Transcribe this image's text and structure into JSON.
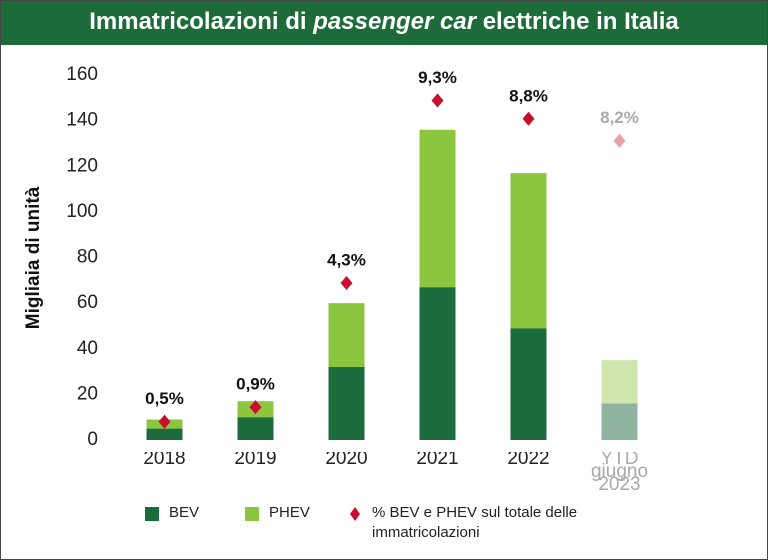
{
  "chart_data": {
    "type": "bar",
    "title": [
      "Immatricolazioni di ",
      "passenger car",
      " elettriche in Italia"
    ],
    "y_label": "Migliaia di unità",
    "categories": [
      "2018",
      "2019",
      "2020",
      "2021",
      "2022",
      "YTD giugno 2023"
    ],
    "series": [
      {
        "name": "BEV",
        "color": "#1b6b3c",
        "colors": [
          "#1b6b3c",
          "#1b6b3c",
          "#1b6b3c",
          "#1b6b3c",
          "#1b6b3c",
          "#8fb5a0"
        ],
        "values": [
          5,
          10,
          32,
          67,
          49,
          16
        ]
      },
      {
        "name": "PHEV",
        "color": "#8cc63f",
        "colors": [
          "#8cc63f",
          "#8cc63f",
          "#8cc63f",
          "#8cc63f",
          "#8cc63f",
          "#cfe6ae"
        ],
        "values": [
          4,
          7,
          28,
          69,
          68,
          19
        ]
      },
      {
        "name": "% BEV e PHEV sul totale delle immatricolazioni",
        "type": "scatter",
        "axis": "y2",
        "color": "#c8102e",
        "colors": [
          "#c8102e",
          "#c8102e",
          "#c8102e",
          "#c8102e",
          "#c8102e",
          "#e8a0a8"
        ],
        "label_colors": [
          "#111111",
          "#111111",
          "#111111",
          "#111111",
          "#111111",
          "#aaaaaa"
        ],
        "values": [
          0.5,
          0.9,
          4.3,
          9.3,
          8.8,
          8.2
        ],
        "value_labels": [
          "0,5%",
          "0,9%",
          "4,3%",
          "9,3%",
          "8,8%",
          "8,2%"
        ]
      }
    ],
    "ylim": [
      0,
      160
    ],
    "yticks": [
      0,
      20,
      40,
      60,
      80,
      100,
      120,
      140,
      160
    ],
    "y2lim": [
      0,
      10
    ],
    "stacked": true,
    "grid": false
  }
}
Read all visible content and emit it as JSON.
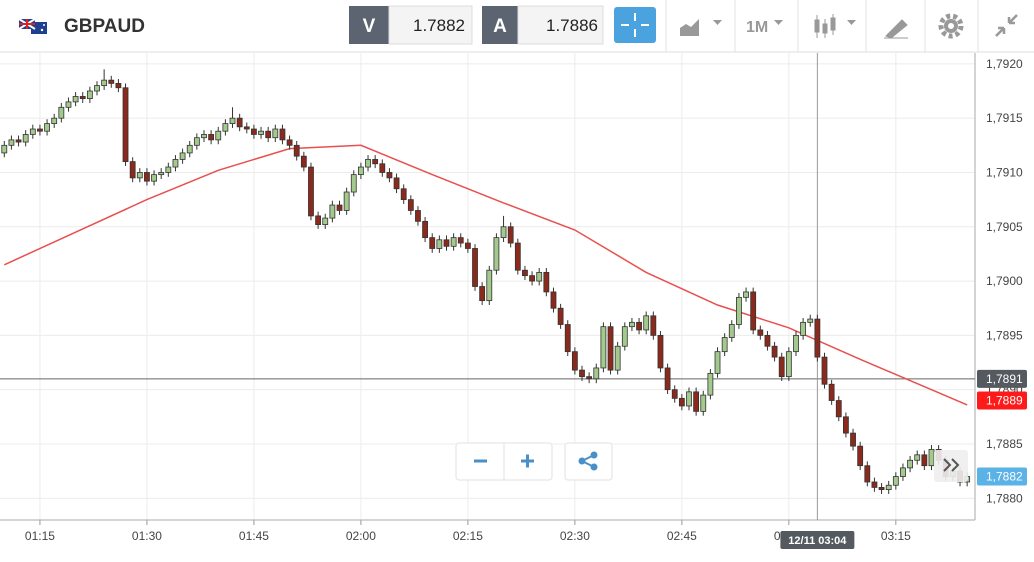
{
  "toolbar": {
    "symbol": "GBPAUD",
    "bid_label": "V",
    "bid": "1.7882",
    "ask_label": "A",
    "ask": "1.7886",
    "timeframe": "1M"
  },
  "chart_data": {
    "type": "candlestick",
    "x": [
      70,
      71,
      72,
      73,
      74,
      75,
      76,
      77,
      78,
      79,
      80,
      81,
      82,
      83,
      84,
      85,
      86,
      87,
      88,
      89,
      90,
      91,
      92,
      93,
      94,
      95,
      96,
      97,
      98,
      99,
      100,
      101,
      102,
      103,
      104,
      105,
      106,
      107,
      108,
      109,
      110,
      111,
      112,
      113,
      114,
      115,
      116,
      117,
      118,
      119,
      120,
      121,
      122,
      123,
      124,
      125,
      126,
      127,
      128,
      129,
      130,
      131,
      132,
      133,
      134,
      135,
      136,
      137,
      138,
      139,
      140,
      141,
      142,
      143,
      144,
      145,
      146,
      147,
      148,
      149,
      150,
      151,
      152,
      153,
      154,
      155,
      156,
      157,
      158,
      159,
      160,
      161,
      162,
      163,
      164,
      165,
      166,
      167,
      168,
      169,
      170,
      171,
      172,
      173,
      174,
      175,
      176,
      177,
      178,
      179,
      180,
      181,
      182,
      183,
      184,
      185,
      186,
      187,
      188,
      189,
      190,
      191,
      192,
      193,
      194,
      195,
      196,
      197,
      198,
      199,
      200,
      201,
      202,
      203,
      204,
      205
    ],
    "open": [
      1.79118,
      1.79125,
      1.7913,
      1.79128,
      1.79135,
      1.7914,
      1.79138,
      1.79145,
      1.7915,
      1.7916,
      1.79165,
      1.7917,
      1.79168,
      1.79175,
      1.7918,
      1.79185,
      1.79182,
      1.79178,
      1.7911,
      1.79095,
      1.791,
      1.79092,
      1.79098,
      1.791,
      1.79105,
      1.79112,
      1.79118,
      1.79125,
      1.79132,
      1.79135,
      1.7913,
      1.79138,
      1.79145,
      1.7915,
      1.79142,
      1.7914,
      1.79135,
      1.79138,
      1.79132,
      1.7914,
      1.7913,
      1.79125,
      1.79115,
      1.79105,
      1.7906,
      1.79052,
      1.79058,
      1.7907,
      1.79065,
      1.79082,
      1.79098,
      1.79105,
      1.79112,
      1.79108,
      1.791,
      1.79095,
      1.79085,
      1.79075,
      1.79065,
      1.79055,
      1.7904,
      1.7903,
      1.79038,
      1.79032,
      1.7904,
      1.79035,
      1.7903,
      1.78995,
      1.78982,
      1.7901,
      1.7904,
      1.7905,
      1.79035,
      1.7901,
      1.79005,
      1.79,
      1.79008,
      1.7899,
      1.78975,
      1.7896,
      1.78935,
      1.78918,
      1.78912,
      1.7891,
      1.7892,
      1.78958,
      1.78918,
      1.7894,
      1.78958,
      1.78962,
      1.78955,
      1.78968,
      1.7895,
      1.7892,
      1.789,
      1.78892,
      1.78885,
      1.78898,
      1.7888,
      1.78895,
      1.78915,
      1.78935,
      1.78948,
      1.7896,
      1.78985,
      1.7899,
      1.78955,
      1.7895,
      1.7894,
      1.7893,
      1.78912,
      1.78935,
      1.7895,
      1.78962,
      1.78965,
      1.7893,
      1.78905,
      1.7889,
      1.78875,
      1.7886,
      1.78848,
      1.7883,
      1.78815,
      1.7881,
      1.78808,
      1.78812,
      1.7882,
      1.78828,
      1.78835,
      1.7884,
      1.7883,
      1.78845,
      1.78835,
      1.7882,
      1.78825,
      1.78815
    ],
    "high": [
      1.79129,
      1.79134,
      1.79134,
      1.79139,
      1.79144,
      1.79144,
      1.79149,
      1.79154,
      1.79164,
      1.79169,
      1.79174,
      1.79174,
      1.79179,
      1.79184,
      1.79195,
      1.79189,
      1.79186,
      1.79182,
      1.79114,
      1.79104,
      1.79104,
      1.79102,
      1.79104,
      1.79109,
      1.79116,
      1.79122,
      1.79129,
      1.79136,
      1.79139,
      1.79139,
      1.79142,
      1.79149,
      1.7916,
      1.79154,
      1.79146,
      1.79144,
      1.79142,
      1.79142,
      1.79144,
      1.79144,
      1.79134,
      1.79129,
      1.79119,
      1.79109,
      1.79064,
      1.79062,
      1.79074,
      1.79074,
      1.79086,
      1.79102,
      1.79109,
      1.79116,
      1.79116,
      1.79112,
      1.79104,
      1.79099,
      1.79089,
      1.79079,
      1.79069,
      1.79059,
      1.79044,
      1.79042,
      1.79042,
      1.79044,
      1.79044,
      1.79039,
      1.79034,
      1.78999,
      1.79014,
      1.79044,
      1.7906,
      1.79054,
      1.79039,
      1.79014,
      1.79009,
      1.79012,
      1.79012,
      1.78994,
      1.78979,
      1.78964,
      1.78939,
      1.78922,
      1.78916,
      1.78924,
      1.78962,
      1.78962,
      1.78944,
      1.78962,
      1.78966,
      1.78966,
      1.78972,
      1.78972,
      1.78954,
      1.78924,
      1.78904,
      1.78896,
      1.78902,
      1.78902,
      1.78899,
      1.78919,
      1.78939,
      1.78952,
      1.78964,
      1.78989,
      1.78994,
      1.78994,
      1.78959,
      1.78954,
      1.78944,
      1.78934,
      1.78939,
      1.78954,
      1.78966,
      1.78969,
      1.78969,
      1.78934,
      1.78909,
      1.78894,
      1.78879,
      1.78864,
      1.78852,
      1.78834,
      1.78819,
      1.78814,
      1.78816,
      1.78824,
      1.78832,
      1.78839,
      1.78844,
      1.78844,
      1.78849,
      1.78849,
      1.78839,
      1.78829,
      1.78829,
      1.78824
    ],
    "low": [
      1.79114,
      1.79121,
      1.79124,
      1.79124,
      1.79131,
      1.79134,
      1.79134,
      1.79141,
      1.79146,
      1.79156,
      1.79161,
      1.79164,
      1.79164,
      1.79171,
      1.79176,
      1.79178,
      1.79174,
      1.79106,
      1.79091,
      1.79091,
      1.79088,
      1.79088,
      1.79094,
      1.79096,
      1.79101,
      1.79108,
      1.79114,
      1.79121,
      1.79128,
      1.79126,
      1.79126,
      1.79134,
      1.79141,
      1.79138,
      1.79136,
      1.79131,
      1.79131,
      1.79128,
      1.79128,
      1.79126,
      1.79121,
      1.79111,
      1.79101,
      1.79056,
      1.79048,
      1.79048,
      1.79054,
      1.79061,
      1.79061,
      1.79078,
      1.79094,
      1.79101,
      1.79104,
      1.79096,
      1.79091,
      1.79081,
      1.79071,
      1.79061,
      1.79051,
      1.79036,
      1.79026,
      1.79026,
      1.79028,
      1.79028,
      1.79031,
      1.79026,
      1.78991,
      1.78978,
      1.78978,
      1.79006,
      1.79036,
      1.79031,
      1.79006,
      1.79001,
      1.78996,
      1.78996,
      1.78986,
      1.78971,
      1.78956,
      1.78931,
      1.78914,
      1.78908,
      1.78906,
      1.78906,
      1.78916,
      1.78914,
      1.78914,
      1.78936,
      1.78954,
      1.78951,
      1.78951,
      1.78946,
      1.78916,
      1.78896,
      1.78888,
      1.78881,
      1.78881,
      1.78876,
      1.78876,
      1.78891,
      1.78911,
      1.78931,
      1.78944,
      1.78956,
      1.78981,
      1.78951,
      1.78946,
      1.78936,
      1.78926,
      1.78908,
      1.78908,
      1.78931,
      1.78946,
      1.78958,
      1.78926,
      1.78901,
      1.78886,
      1.78871,
      1.78856,
      1.78844,
      1.78826,
      1.78811,
      1.78806,
      1.78804,
      1.78804,
      1.78808,
      1.78816,
      1.78824,
      1.78831,
      1.78826,
      1.78826,
      1.78831,
      1.78816,
      1.78816,
      1.78811,
      1.78811
    ],
    "close": [
      1.79125,
      1.7913,
      1.79128,
      1.79135,
      1.7914,
      1.79138,
      1.79145,
      1.7915,
      1.7916,
      1.79165,
      1.7917,
      1.79168,
      1.79175,
      1.7918,
      1.79185,
      1.79182,
      1.79178,
      1.7911,
      1.79095,
      1.791,
      1.79092,
      1.79098,
      1.791,
      1.79105,
      1.79112,
      1.79118,
      1.79125,
      1.79132,
      1.79135,
      1.7913,
      1.79138,
      1.79145,
      1.7915,
      1.79142,
      1.7914,
      1.79135,
      1.79138,
      1.79132,
      1.7914,
      1.7913,
      1.79125,
      1.79115,
      1.79105,
      1.7906,
      1.79052,
      1.79058,
      1.7907,
      1.79065,
      1.79082,
      1.79098,
      1.79105,
      1.79112,
      1.79108,
      1.791,
      1.79095,
      1.79085,
      1.79075,
      1.79065,
      1.79055,
      1.7904,
      1.7903,
      1.79038,
      1.79032,
      1.7904,
      1.79035,
      1.7903,
      1.78995,
      1.78982,
      1.7901,
      1.7904,
      1.7905,
      1.79035,
      1.7901,
      1.79005,
      1.79,
      1.79008,
      1.7899,
      1.78975,
      1.7896,
      1.78935,
      1.78918,
      1.78912,
      1.7891,
      1.7892,
      1.78958,
      1.78918,
      1.7894,
      1.78958,
      1.78962,
      1.78955,
      1.78968,
      1.7895,
      1.7892,
      1.789,
      1.78892,
      1.78885,
      1.78898,
      1.7888,
      1.78895,
      1.78915,
      1.78935,
      1.78948,
      1.7896,
      1.78985,
      1.7899,
      1.78955,
      1.7895,
      1.7894,
      1.7893,
      1.78912,
      1.78935,
      1.7895,
      1.78962,
      1.78965,
      1.7893,
      1.78905,
      1.7889,
      1.78875,
      1.7886,
      1.78848,
      1.7883,
      1.78815,
      1.7881,
      1.78808,
      1.78812,
      1.7882,
      1.78828,
      1.78835,
      1.7884,
      1.7883,
      1.78845,
      1.78835,
      1.7882,
      1.78825,
      1.78815,
      1.7882
    ],
    "up_color": "#a3c98c",
    "down_color": "#8b2a1c",
    "ma": {
      "x": [
        70,
        80,
        90,
        100,
        110,
        120,
        130,
        140,
        150,
        160,
        170,
        180,
        190,
        200,
        205
      ],
      "values": [
        1.79015,
        1.79045,
        1.79075,
        1.79102,
        1.79122,
        1.79125,
        1.79098,
        1.79072,
        1.79047,
        1.79008,
        1.78978,
        1.78957,
        1.78928,
        1.789,
        1.78886
      ],
      "color": "#e8504f"
    },
    "xlim": [
      69.4,
      206.1
    ],
    "xticks": [
      {
        "value": 75,
        "label": "01:15"
      },
      {
        "value": 90,
        "label": "01:30"
      },
      {
        "value": 105,
        "label": "01:45"
      },
      {
        "value": 120,
        "label": "02:00"
      },
      {
        "value": 135,
        "label": "02:15"
      },
      {
        "value": 150,
        "label": "02:30"
      },
      {
        "value": 165,
        "label": "02:45"
      },
      {
        "value": 180,
        "label": "03:00"
      },
      {
        "value": 195,
        "label": "03:15"
      }
    ],
    "ylim": [
      1.7878,
      1.7921
    ],
    "yticks": [
      {
        "value": 1.788,
        "label": "1,7880"
      },
      {
        "value": 1.7885,
        "label": "1,7885"
      },
      {
        "value": 1.789,
        "label": "1,7890"
      },
      {
        "value": 1.7895,
        "label": "1,7895"
      },
      {
        "value": 1.79,
        "label": "1,7900"
      },
      {
        "value": 1.7905,
        "label": "1,7905"
      },
      {
        "value": 1.791,
        "label": "1,7910"
      },
      {
        "value": 1.7915,
        "label": "1,7915"
      },
      {
        "value": 1.792,
        "label": "1,7920"
      }
    ],
    "grid": true,
    "markers": [
      {
        "value": 1.7891,
        "label": "1,7891",
        "color": "#555a60"
      },
      {
        "value": 1.7889,
        "label": "1,7889",
        "color": "#ff1a1a"
      },
      {
        "value": 1.7882,
        "label": "1,7882",
        "color": "#5ab2e6"
      }
    ],
    "crosshair": {
      "x": 184,
      "label": "12/11 03:04",
      "y": 1.7891
    }
  }
}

··········

> **PROMPT**
From the entries above, return each line with the word "type" in it.

> **ANSWER TO THE PROBLEM**
    "type": "bar",
        "type": "scatter",
    "type": "candlestick",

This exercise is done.